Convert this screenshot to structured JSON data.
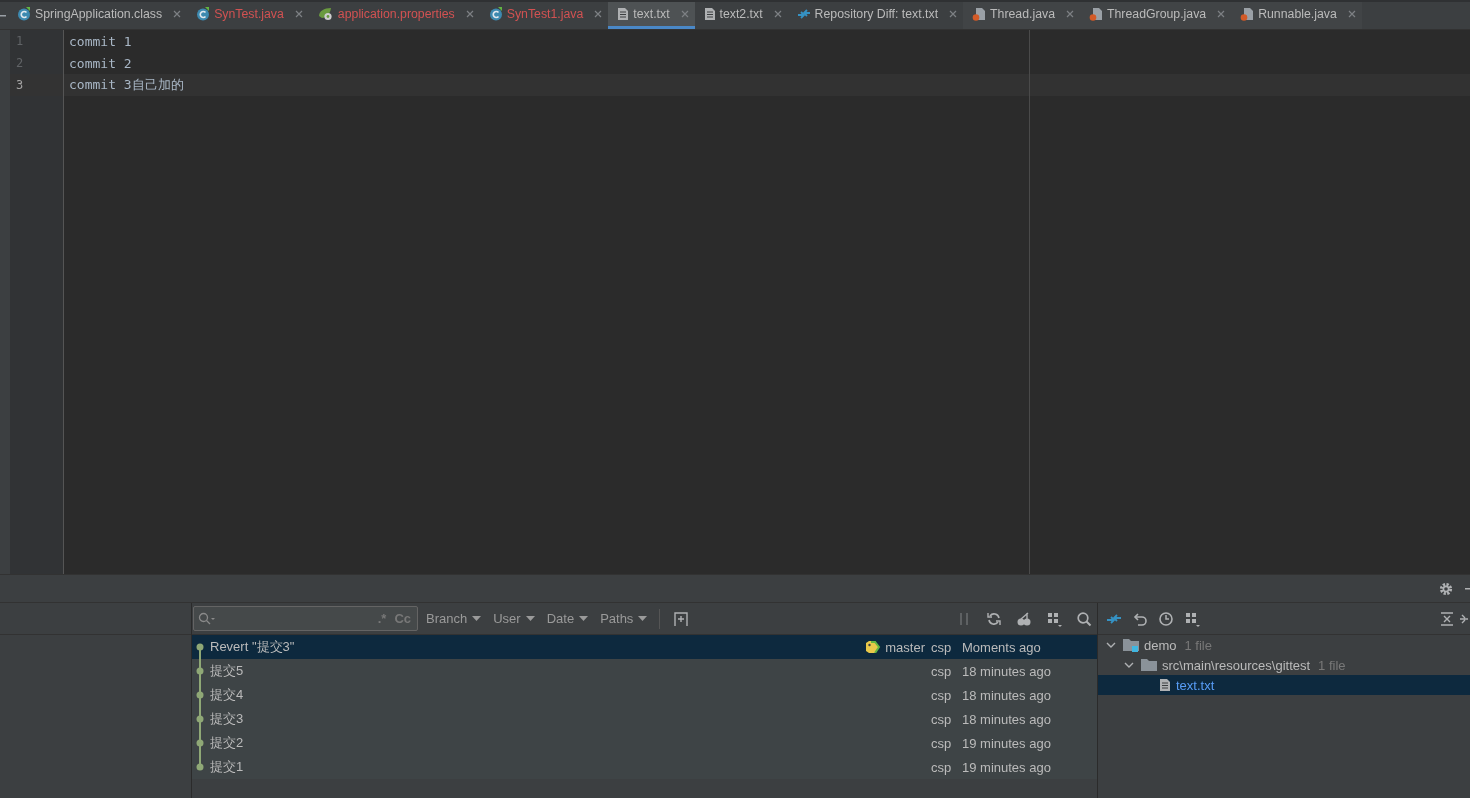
{
  "tabs": [
    {
      "label": "SpringApplication.class",
      "kind": "class",
      "modified": false,
      "selected": false
    },
    {
      "label": "SynTest.java",
      "kind": "class",
      "modified": true,
      "selected": false
    },
    {
      "label": "application.properties",
      "kind": "properties",
      "modified": true,
      "selected": false
    },
    {
      "label": "SynTest1.java",
      "kind": "class",
      "modified": true,
      "selected": false
    },
    {
      "label": "text.txt",
      "kind": "text",
      "modified": false,
      "selected": true
    },
    {
      "label": "text2.txt",
      "kind": "text",
      "modified": false,
      "selected": false
    },
    {
      "label": "Repository Diff: text.txt",
      "kind": "diff",
      "modified": false,
      "selected": false
    },
    {
      "label": "Thread.java",
      "kind": "library",
      "modified": false,
      "selected": false
    },
    {
      "label": "ThreadGroup.java",
      "kind": "library",
      "modified": false,
      "selected": false
    },
    {
      "label": "Runnable.java",
      "kind": "library",
      "modified": false,
      "selected": false
    }
  ],
  "editor": {
    "lines": [
      {
        "number": "1",
        "text": "commit 1",
        "current": false
      },
      {
        "number": "2",
        "text": "commit 2",
        "current": false
      },
      {
        "number": "3",
        "text": "commit 3自己加的",
        "current": true
      }
    ]
  },
  "vcs_log": {
    "search": {
      "regex_toggle": ".*",
      "case_toggle": "Cc"
    },
    "filters": [
      "Branch",
      "User",
      "Date",
      "Paths"
    ],
    "commits": [
      {
        "message": "Revert \"提交3\"",
        "tag": "master",
        "author": "csp",
        "date": "Moments ago",
        "selected": true
      },
      {
        "message": "提交5",
        "author": "csp",
        "date": "18 minutes ago",
        "selected": false
      },
      {
        "message": "提交4",
        "author": "csp",
        "date": "18 minutes ago",
        "selected": false
      },
      {
        "message": "提交3",
        "author": "csp",
        "date": "18 minutes ago",
        "selected": false
      },
      {
        "message": "提交2",
        "author": "csp",
        "date": "19 minutes ago",
        "selected": false
      },
      {
        "message": "提交1",
        "author": "csp",
        "date": "19 minutes ago",
        "selected": false
      }
    ]
  },
  "changes": {
    "tree": [
      {
        "label": "demo",
        "count": "1 file",
        "kind": "module",
        "expanded": true,
        "selected": false,
        "children": [
          {
            "label": "src\\main\\resources\\gittest",
            "count": "1 file",
            "kind": "folder",
            "expanded": true,
            "selected": false,
            "children": [
              {
                "label": "text.txt",
                "kind": "file",
                "selected": true
              }
            ]
          }
        ]
      }
    ]
  }
}
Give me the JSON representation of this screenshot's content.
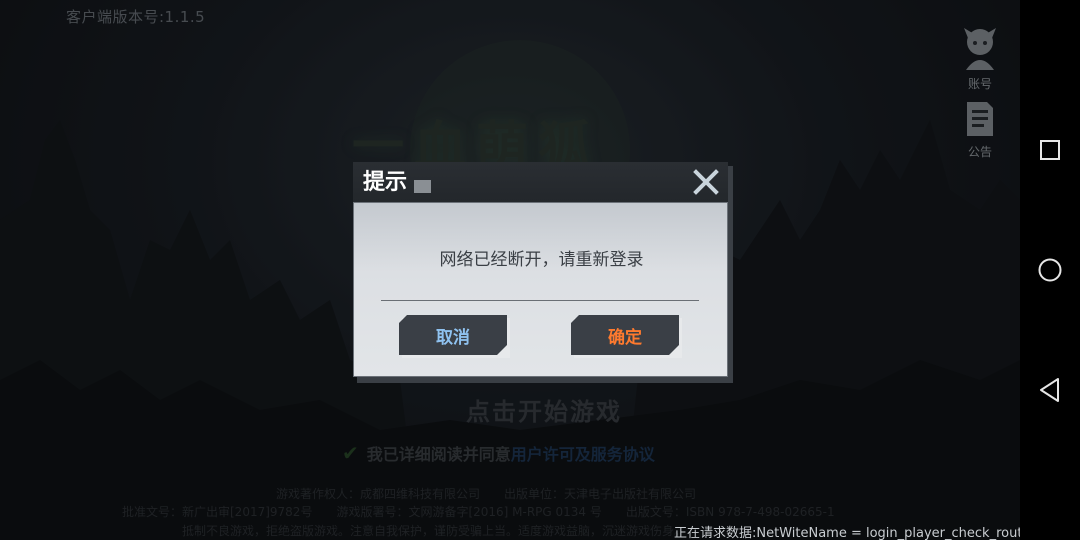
{
  "client_version": "客户端版本号:1.1.5",
  "side_buttons": {
    "account_label": "账号",
    "notice_label": "公告"
  },
  "logo_text": "一血萌狐",
  "start_prompt": "点击开始游戏",
  "agreement": {
    "checked": true,
    "text": "我已详细阅读并同意",
    "link": "用户许可及服务协议"
  },
  "info_lines": [
    "游戏著作权人：成都四维科技有限公司　　出版单位：天津电子出版社有限公司",
    "批准文号：新广出审[2017]9782号　　游戏版署号：文网游备字[2016] M-RPG 0134 号　　出版文号：ISBN 978-7-498-02665-1",
    "抵制不良游戏，拒绝盗版游戏。注意自我保护，谨防受骗上当。适度游戏益脑，沉迷游戏伤身。"
  ],
  "status_line": "正在请求数据:NetWiteName = login_player_check_router",
  "dialog": {
    "title": "提示",
    "message": "网络已经断开，请重新登录",
    "cancel_label": "取消",
    "confirm_label": "确定"
  },
  "icons": [
    "close-icon",
    "account-icon",
    "notice-icon",
    "check-icon",
    "recent-apps-icon",
    "home-icon",
    "back-icon"
  ],
  "colors": {
    "confirm": "#ff7a2e",
    "cancel": "#8fc2f0",
    "dialog_header": "#23272b",
    "dialog_body": "#dcdfe3"
  }
}
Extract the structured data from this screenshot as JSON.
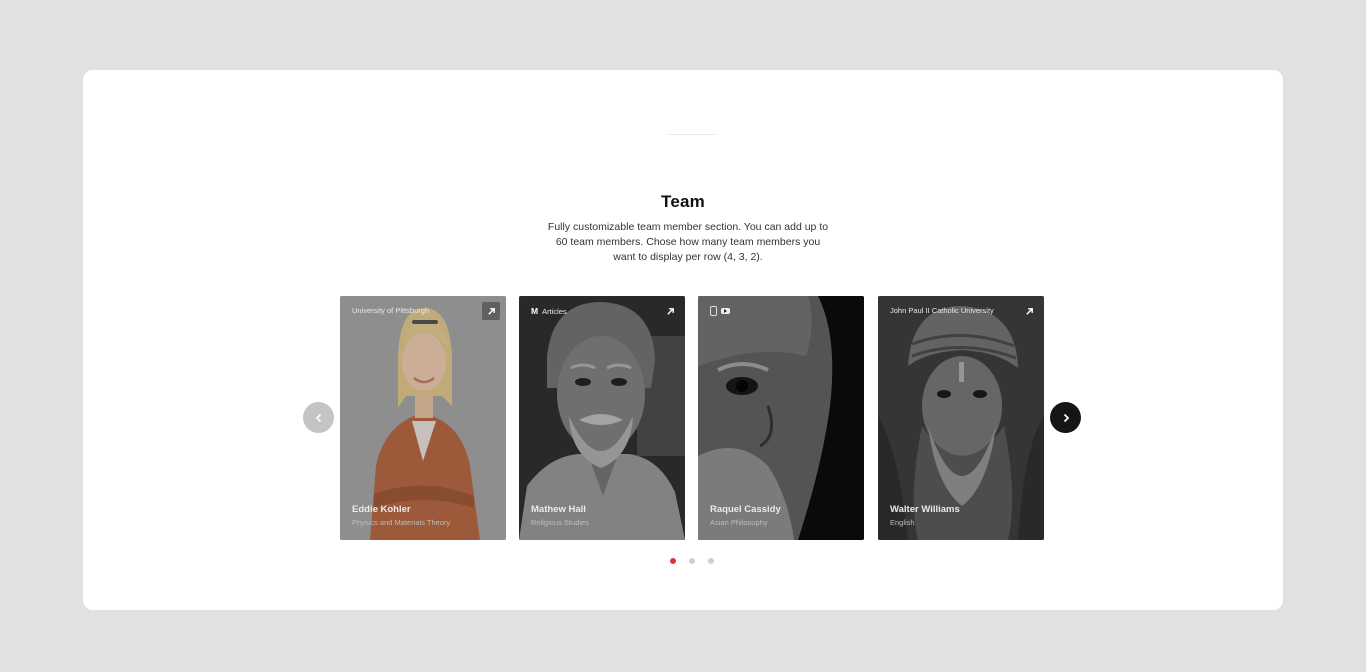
---
[What needs to be done]
Retype word for word the span of lines above that begins with the line containing "Give me the" and ends with the last line of the records; skip all pictures.

[Answer to the exercise]
Give me the JSON representation of this screenshot's content.
{
  "client_version": "客户端版本号:1.1.5",
  "side_buttons": {
    "account_label": "账号",
    "notice_label": "公告"
  },
  "logo_text": "一血萌狐",
  "start_prompt": "点击开始游戏",
  "agreement": {
    "checked": true,
    "text": "我已详细阅读并同意",
    "link": "用户许可及服务协议"
  },
  "info_lines": [
    "游戏著作权人：成都四维科技有限公司　　出版单位：天津电子出版社有限公司",
    "批准文号：新广出审[2017]9782号　　游戏版署号：文网游备字[2016] M-RPG 0134 号　　出版文号：ISBN 978-7-498-02665-1",
    "抵制不良游戏，拒绝盗版游戏。注意自我保护，谨防受骗上当。适度游戏益脑，沉迷游戏伤身。"
  ],
  "status_line": "正在请求数据:NetWiteName = login_player_check_router",
  "dialog": {
    "title": "提示",
    "message": "网络已经断开，请重新登录",
    "cancel_label": "取消",
    "confirm_label": "确定"
  },
  "icons": [
    "close-icon",
    "account-icon",
    "notice-icon",
    "check-icon",
    "recent-apps-icon",
    "home-icon",
    "back-icon"
  ],
  "colors": {
    "confirm": "#ff7a2e",
    "cancel": "#8fc2f0",
    "dialog_header": "#23272b",
    "dialog_body": "#dcdfe3"
  }
}
Extract the structured data from this screenshot as JSON.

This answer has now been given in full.